→ Written instruction
Go through the records and show each line where the word "JSON" occurs.

→ Records provided
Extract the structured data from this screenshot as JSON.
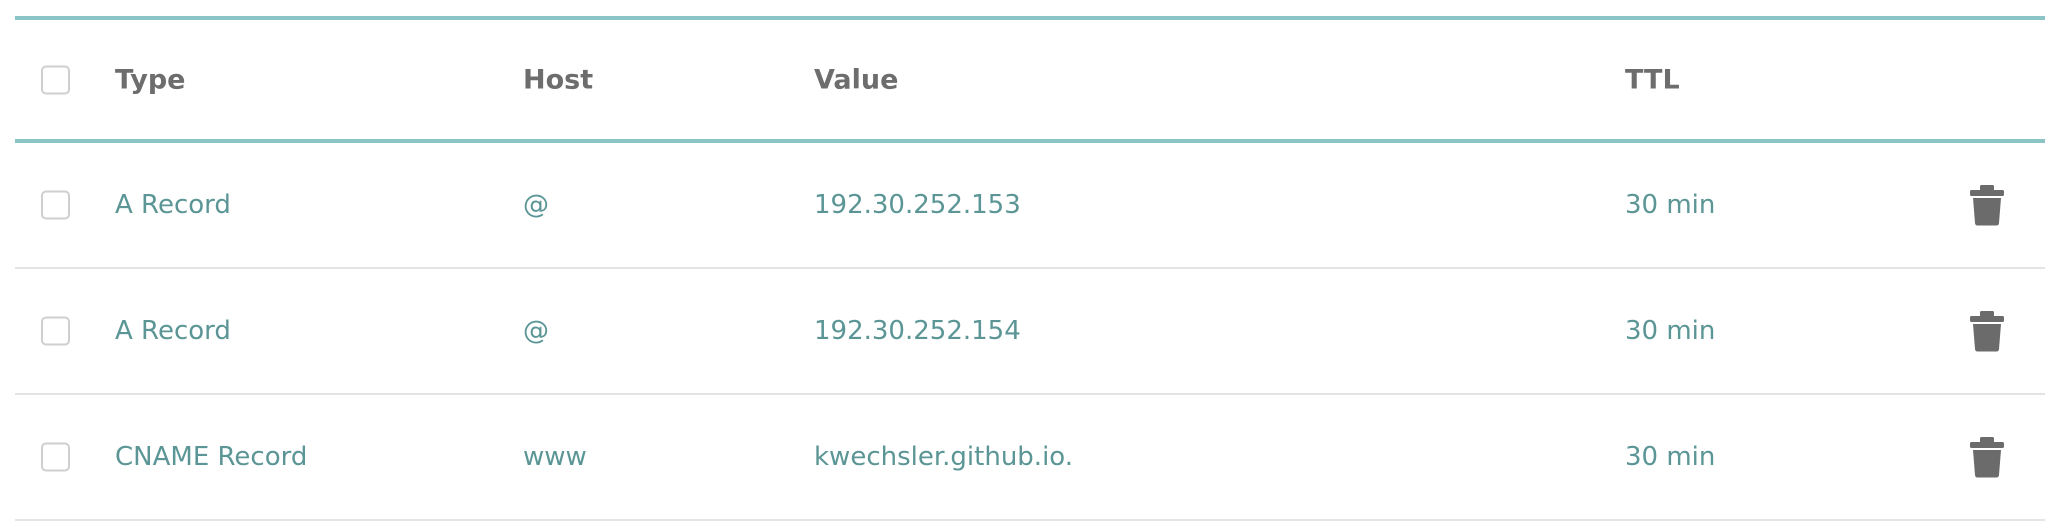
{
  "table": {
    "columns": {
      "type": "Type",
      "host": "Host",
      "value": "Value",
      "ttl": "TTL"
    },
    "records": [
      {
        "type": "A Record",
        "host": "@",
        "value": "192.30.252.153",
        "ttl": "30 min"
      },
      {
        "type": "A Record",
        "host": "@",
        "value": "192.30.252.154",
        "ttl": "30 min"
      },
      {
        "type": "CNAME Record",
        "host": "www",
        "value": "kwechsler.github.io.",
        "ttl": "30 min"
      }
    ]
  },
  "icons": {
    "delete": "trash-icon"
  },
  "colors": {
    "accent": "#8ac4c4",
    "header_text": "#6d6d6d",
    "cell_text": "#5b9595",
    "icon": "#6b6b6b",
    "checkbox_border": "#cfcfcf",
    "row_divider": "#e4e4e4"
  }
}
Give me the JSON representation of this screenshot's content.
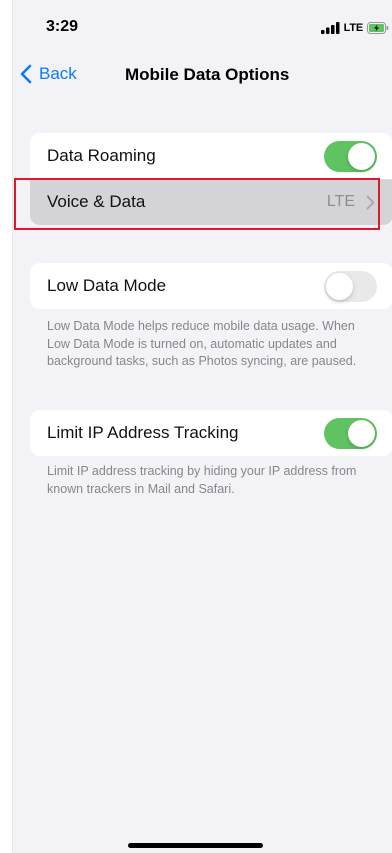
{
  "status_bar": {
    "time": "3:29",
    "network": "LTE",
    "signal_icon": "cellular-signal-icon",
    "battery_icon": "battery-charging-icon"
  },
  "nav": {
    "back_label": "Back",
    "title": "Mobile Data Options"
  },
  "group1": {
    "data_roaming": {
      "label": "Data Roaming",
      "enabled": true
    },
    "voice_data": {
      "label": "Voice & Data",
      "value": "LTE"
    }
  },
  "low_data": {
    "label": "Low Data Mode",
    "enabled": false,
    "footer": "Low Data Mode helps reduce mobile data usage. When Low Data Mode is turned on, automatic updates and background tasks, such as Photos syncing, are paused."
  },
  "limit_ip": {
    "label": "Limit IP Address Tracking",
    "enabled": true,
    "footer": "Limit IP address tracking by hiding your IP address from known trackers in Mail and Safari."
  },
  "colors": {
    "accent": "#0a7aff",
    "toggle_on": "#5fc361",
    "highlight": "#e0182d"
  }
}
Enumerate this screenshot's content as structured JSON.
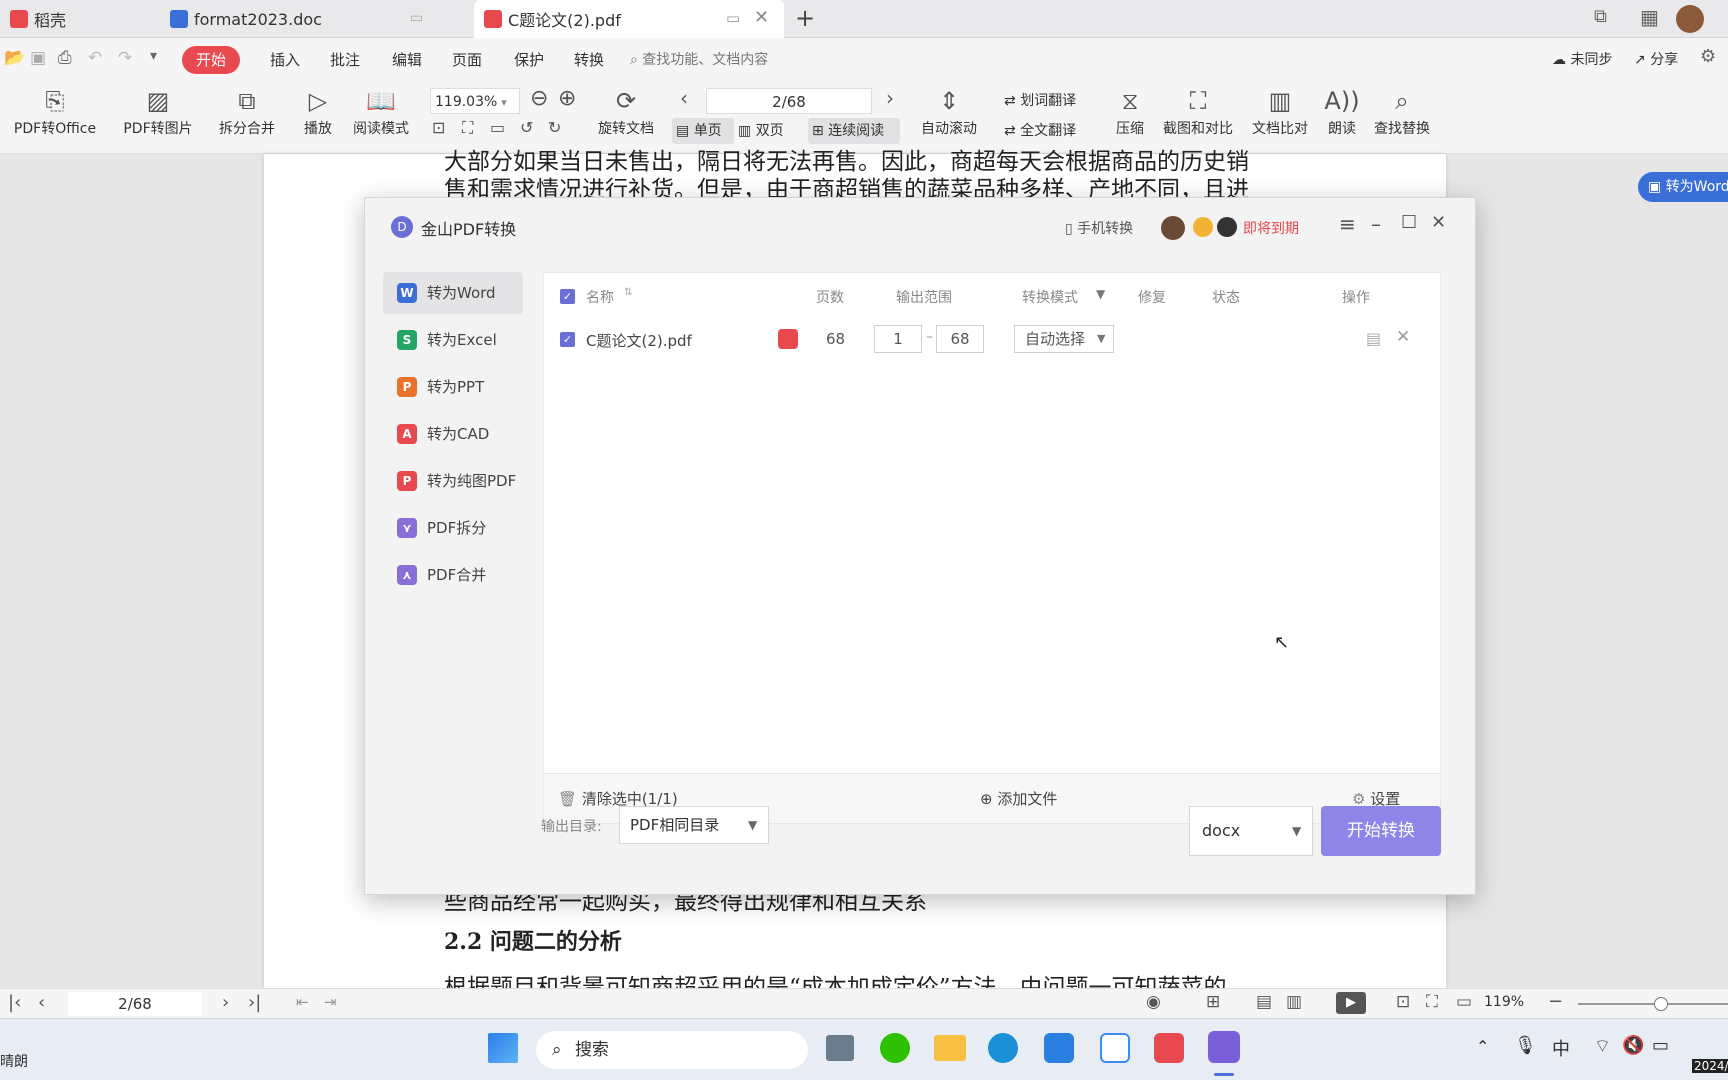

→ The answer
Extract the structured data from this screenshot as JSON.
Give me the JSON representation of this screenshot's content.
Enumerate this screenshot's content as structured JSON.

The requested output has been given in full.